> [Requirement]:
List each line holding the string "Supplies".

> [Given data]:
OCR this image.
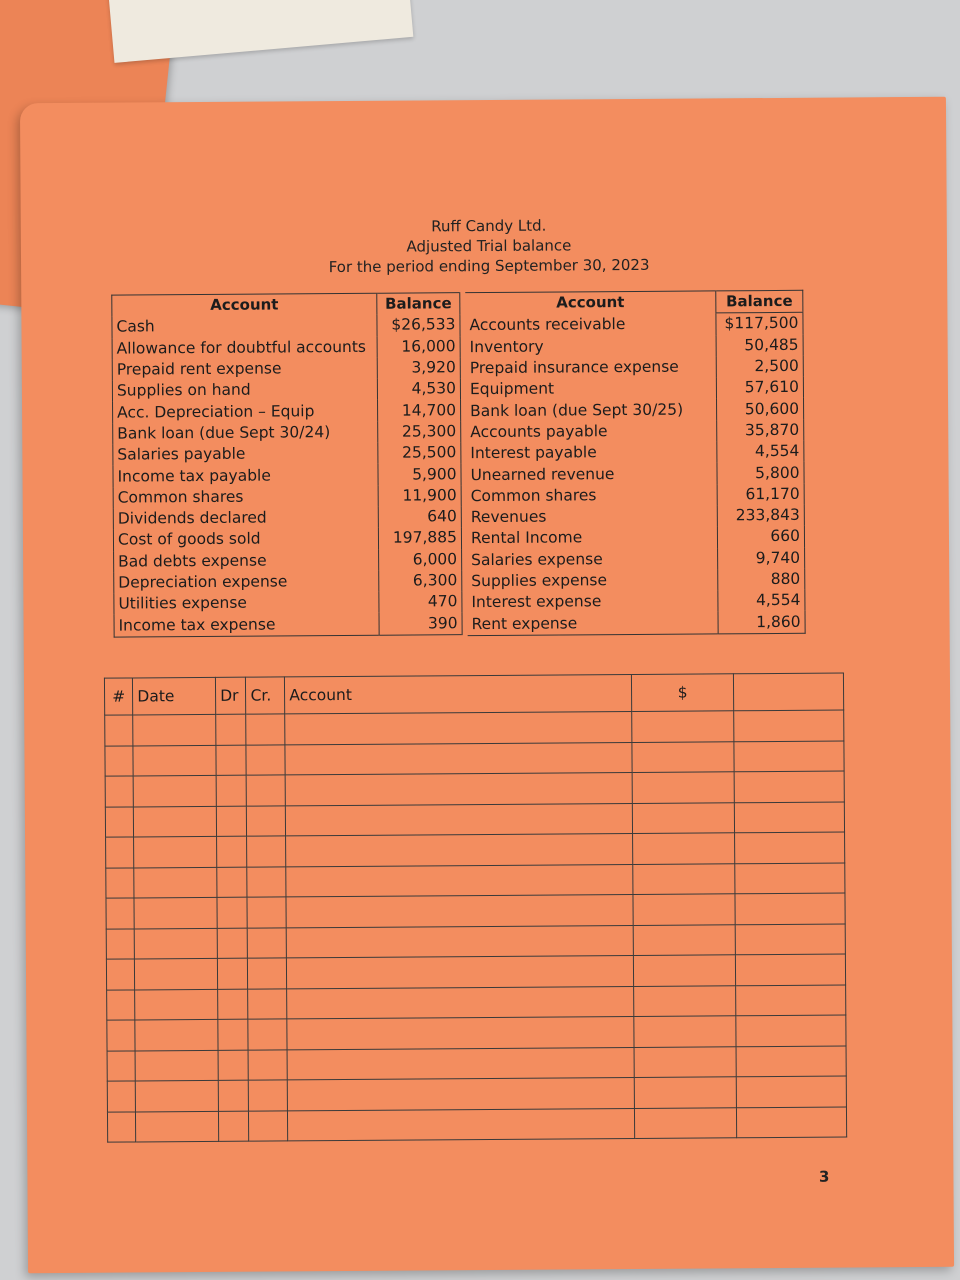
Ruff Candy Ltd.
Adjusted Trial balance
For the period ending September 30, 2023
Account	Balance
Cash	$26,533
Allowance for doubtful accounts	16,000
Prepaid rent expense	3,920
Supplies on hand	4,530
Acc. Depreciation – Equip	14,700
Bank loan (due Sept 30/24)	25,300
Salaries payable	25,500
Income tax payable	5,900
Common shares	11,900
Dividends declared	640
Cost of goods sold	197,885
Bad debts expense	6,000
Depreciation expense	6,300
Utilities expense	470
Income tax expense	390
Account	Balance
Accounts receivable	$117,500
Inventory	50,485
Prepaid insurance expense	2,500
Equipment	57,610
Bank loan (due Sept 30/25)	50,600
Accounts payable	35,870
Interest payable	4,554
Unearned revenue	5,800
Common shares	61,170
Revenues	233,843
Rental Income	660
Salaries expense	9,740
Supplies expense	880
Interest expense	4,554
Rent expense	1,860
#	Date	Dr	Cr.	Account	$	

3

> [Correct output]:
Supplies on hand	4,530
Supplies expense	880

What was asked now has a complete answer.